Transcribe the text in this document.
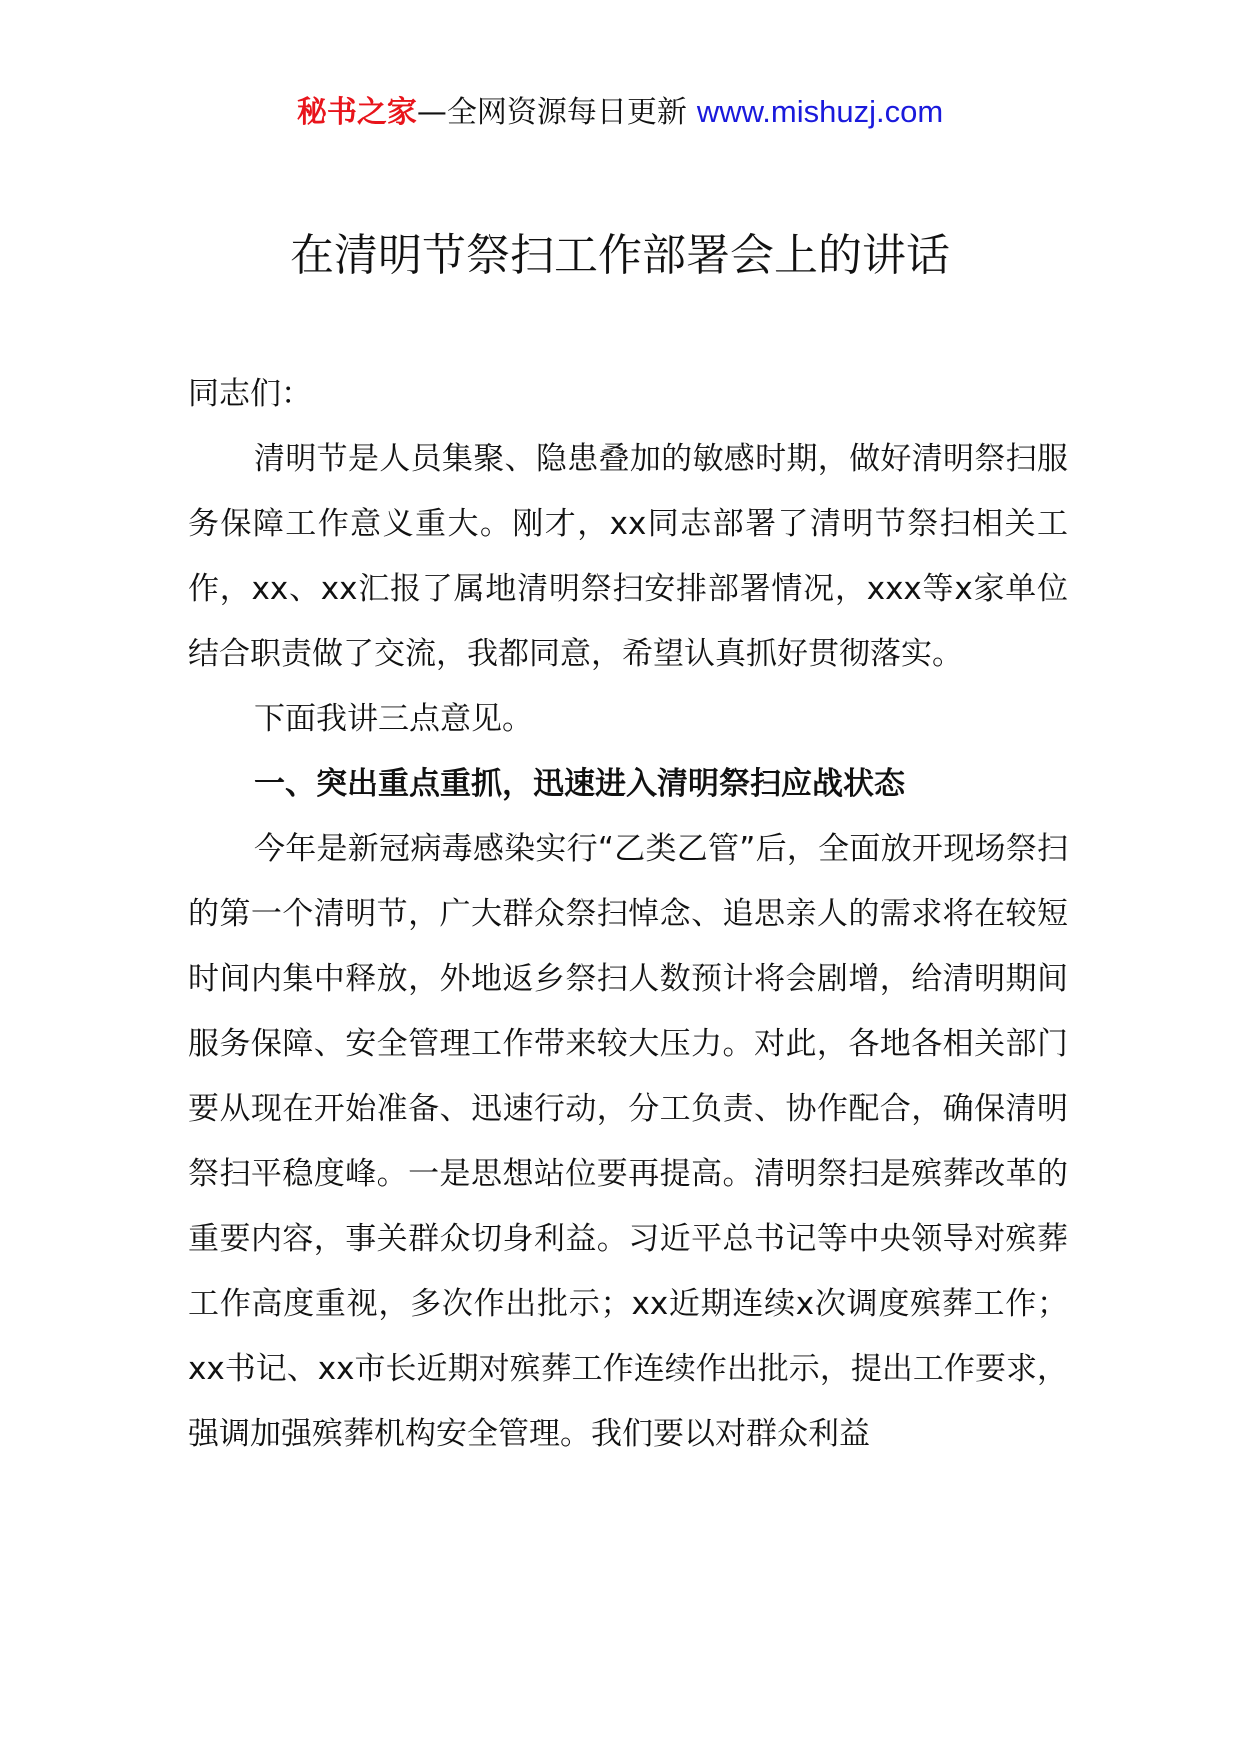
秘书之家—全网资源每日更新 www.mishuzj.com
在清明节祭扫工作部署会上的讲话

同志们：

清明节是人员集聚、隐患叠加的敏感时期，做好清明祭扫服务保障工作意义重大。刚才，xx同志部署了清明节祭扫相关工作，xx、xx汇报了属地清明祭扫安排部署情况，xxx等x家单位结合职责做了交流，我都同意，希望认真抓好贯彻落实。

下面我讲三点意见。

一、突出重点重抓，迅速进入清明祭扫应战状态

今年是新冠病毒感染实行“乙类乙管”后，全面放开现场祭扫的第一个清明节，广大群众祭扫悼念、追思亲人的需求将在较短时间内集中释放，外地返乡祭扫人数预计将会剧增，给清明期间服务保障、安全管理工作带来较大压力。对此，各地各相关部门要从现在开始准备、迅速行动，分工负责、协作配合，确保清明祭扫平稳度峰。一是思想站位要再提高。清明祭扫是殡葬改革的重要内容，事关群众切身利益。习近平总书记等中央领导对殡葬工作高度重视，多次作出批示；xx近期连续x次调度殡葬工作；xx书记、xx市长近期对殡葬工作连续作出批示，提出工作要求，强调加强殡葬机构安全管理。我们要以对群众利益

...

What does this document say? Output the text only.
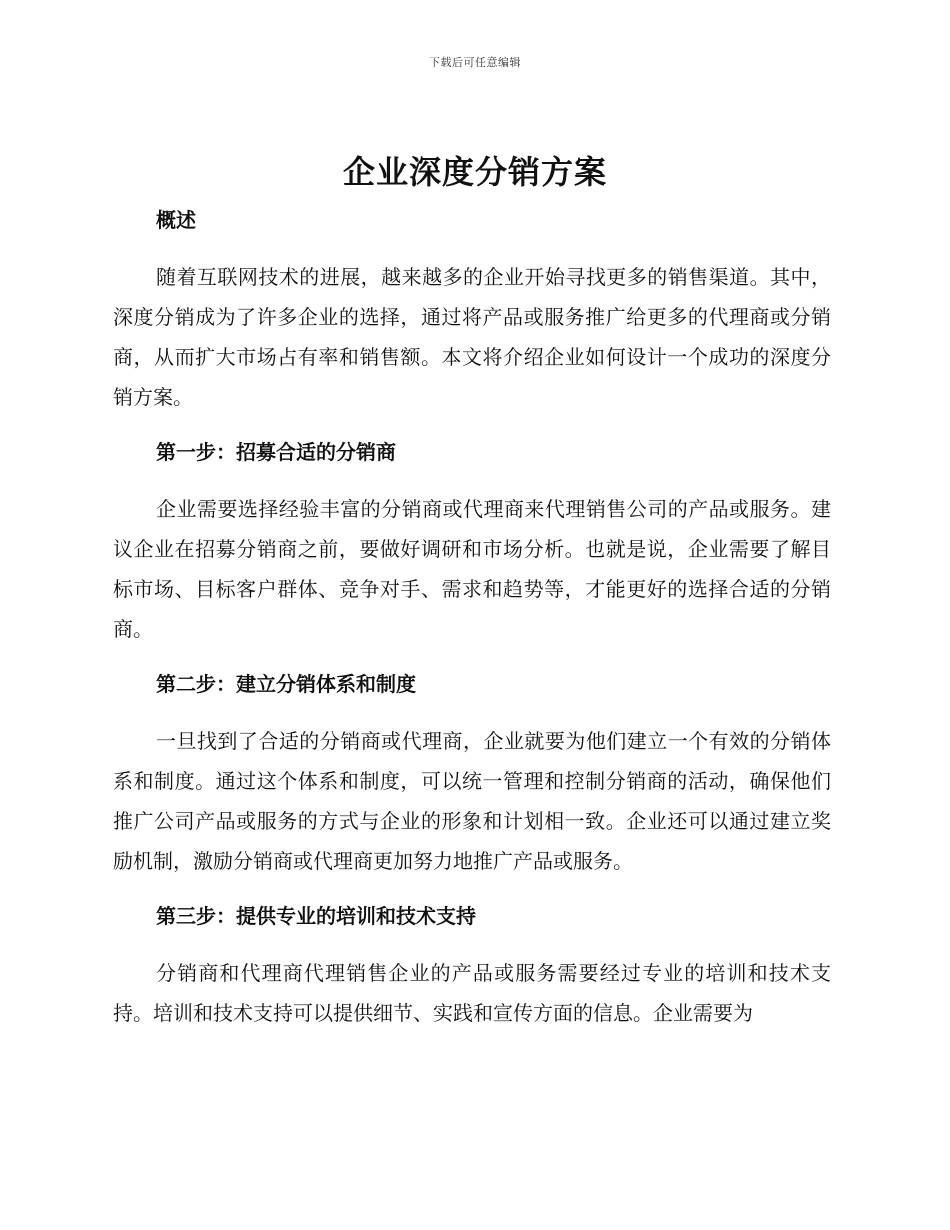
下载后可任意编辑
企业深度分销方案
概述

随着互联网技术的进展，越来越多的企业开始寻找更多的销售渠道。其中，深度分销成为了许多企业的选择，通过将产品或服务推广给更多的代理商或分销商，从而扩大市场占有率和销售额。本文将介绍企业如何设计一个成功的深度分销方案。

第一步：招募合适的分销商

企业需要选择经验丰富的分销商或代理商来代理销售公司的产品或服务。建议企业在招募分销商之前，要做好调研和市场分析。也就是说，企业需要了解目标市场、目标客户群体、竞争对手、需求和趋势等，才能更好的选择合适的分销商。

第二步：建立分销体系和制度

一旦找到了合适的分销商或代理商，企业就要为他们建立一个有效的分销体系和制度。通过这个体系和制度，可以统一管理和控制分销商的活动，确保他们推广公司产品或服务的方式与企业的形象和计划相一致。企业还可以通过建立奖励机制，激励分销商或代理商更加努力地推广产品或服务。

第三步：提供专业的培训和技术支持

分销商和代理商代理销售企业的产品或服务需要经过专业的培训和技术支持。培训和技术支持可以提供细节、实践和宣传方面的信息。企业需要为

--- TASK TO COMPLETE ---
Check the data for the word "this" and pull out the lines that have it.

--- REPLY TO THE EXERCISE ---
Transcribe the text in this document.
What does this document say? Output the text only.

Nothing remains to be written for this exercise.